EXERCISE A: List the three things the tidal lagoon text says the Department has not done or has kept doing.
EXERCISE B: From the tidal lagoon text, extract the passage from "BEIS said it" up to and including "of the truth.".

READING TEXT:

======

BEIS said it would cost £31.5bn less to secure the same amount of power from offshore wind as from a programme of six lagoons. Tidal Lagoon says that wind would cost £28.5bn more.
Tidal Lagoon chair Keith Clarke said: “Readers of the audit can and will draw their own conclusions. Ours is that the BEIS statement on tidal lagoons was a manifest distortion of the truth.
“The audit demonstrates that the figures employed by BEIS to support its position on tidal lagoons are inaccurate by orders of magnitude, which raises serious questions about the approach taken and the conclusions drawn.
“BEIS’ inaction is still holding up tidal lagoons. The Department has not released a full and thorough value-for-money assessment for Swansea Bay Tidal Lagoon, has not responded to the Hendry Review of tidal lagoons, and has continued to ignore our requests to meet with ministers for a fuller explanation of the position and approach taken.
“This is irresponsible and obstructs our appraisal of the options available to bring further funding into the business and to work up alternate approaches for delivering a pathfinder tidal lagoon at Swansea Bay without the award of a contract for difference from the UK government”.

======

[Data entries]
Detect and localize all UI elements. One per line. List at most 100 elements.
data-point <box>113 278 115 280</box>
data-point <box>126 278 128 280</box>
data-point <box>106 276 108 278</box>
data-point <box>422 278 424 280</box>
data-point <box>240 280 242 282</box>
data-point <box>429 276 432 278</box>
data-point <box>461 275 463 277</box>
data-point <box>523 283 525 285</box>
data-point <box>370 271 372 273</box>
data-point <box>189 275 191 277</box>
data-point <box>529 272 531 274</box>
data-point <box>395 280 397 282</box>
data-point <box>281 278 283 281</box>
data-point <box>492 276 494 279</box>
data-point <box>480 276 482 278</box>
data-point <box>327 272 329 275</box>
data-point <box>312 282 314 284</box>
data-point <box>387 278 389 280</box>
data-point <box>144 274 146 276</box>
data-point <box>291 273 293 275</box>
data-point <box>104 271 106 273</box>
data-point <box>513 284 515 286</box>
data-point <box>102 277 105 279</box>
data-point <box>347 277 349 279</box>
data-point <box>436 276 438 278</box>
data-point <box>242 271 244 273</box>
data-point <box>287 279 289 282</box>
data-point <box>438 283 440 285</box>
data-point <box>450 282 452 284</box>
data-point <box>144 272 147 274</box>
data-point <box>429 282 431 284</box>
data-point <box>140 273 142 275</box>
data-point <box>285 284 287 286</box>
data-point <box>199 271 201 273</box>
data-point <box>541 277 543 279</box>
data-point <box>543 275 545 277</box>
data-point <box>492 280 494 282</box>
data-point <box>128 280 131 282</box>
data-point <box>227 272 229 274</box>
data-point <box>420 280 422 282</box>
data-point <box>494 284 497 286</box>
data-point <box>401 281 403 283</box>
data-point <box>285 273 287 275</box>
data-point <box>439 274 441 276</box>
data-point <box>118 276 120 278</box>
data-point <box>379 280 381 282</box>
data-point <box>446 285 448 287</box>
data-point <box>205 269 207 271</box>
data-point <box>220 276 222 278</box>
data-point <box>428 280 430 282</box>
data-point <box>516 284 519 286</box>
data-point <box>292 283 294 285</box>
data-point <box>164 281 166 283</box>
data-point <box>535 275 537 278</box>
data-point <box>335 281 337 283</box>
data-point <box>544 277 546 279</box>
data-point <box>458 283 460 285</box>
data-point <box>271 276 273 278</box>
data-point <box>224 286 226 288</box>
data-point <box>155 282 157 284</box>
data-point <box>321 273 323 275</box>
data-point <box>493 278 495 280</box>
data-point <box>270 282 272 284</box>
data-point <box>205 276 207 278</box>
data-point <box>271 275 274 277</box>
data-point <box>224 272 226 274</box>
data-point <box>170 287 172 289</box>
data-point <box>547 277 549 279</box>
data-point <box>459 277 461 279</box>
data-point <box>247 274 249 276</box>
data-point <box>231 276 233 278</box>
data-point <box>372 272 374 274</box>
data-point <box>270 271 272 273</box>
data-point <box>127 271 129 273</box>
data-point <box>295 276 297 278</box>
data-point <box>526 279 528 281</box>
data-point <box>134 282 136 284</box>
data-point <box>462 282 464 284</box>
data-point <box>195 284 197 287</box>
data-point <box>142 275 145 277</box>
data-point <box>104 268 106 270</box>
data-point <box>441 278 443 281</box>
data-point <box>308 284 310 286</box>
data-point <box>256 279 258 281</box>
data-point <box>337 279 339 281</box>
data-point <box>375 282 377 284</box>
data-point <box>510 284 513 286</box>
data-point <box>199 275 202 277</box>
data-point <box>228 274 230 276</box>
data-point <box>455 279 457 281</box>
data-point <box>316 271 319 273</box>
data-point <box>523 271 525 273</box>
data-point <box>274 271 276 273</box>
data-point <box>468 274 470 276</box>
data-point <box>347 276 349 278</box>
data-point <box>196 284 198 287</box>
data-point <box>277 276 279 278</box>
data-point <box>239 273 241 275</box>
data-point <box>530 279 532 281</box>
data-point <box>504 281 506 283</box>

======

PROBLEM SOLUTION A:
- It has not released a full and thorough value-for-money assessment for Swansea Bay Tidal Lagoon.
- It has not responded to the Hendry Review of tidal lagoons.
- It has continued to ignore requests to meet with ministers for a fuller explanation of the position and approach taken.

PROBLEM SOLUTION B:
BEIS said it would cost £31.5bn less to secure the same amount of power from offshore wind as from a programme of six lagoons. Tidal Lagoon says that wind would cost £28.5bn more.
Tidal Lagoon chair Keith Clarke said: “Readers of the audit can and will draw their own conclusions. Ours is that the BEIS statement on tidal lagoons was a manifest distortion of the truth.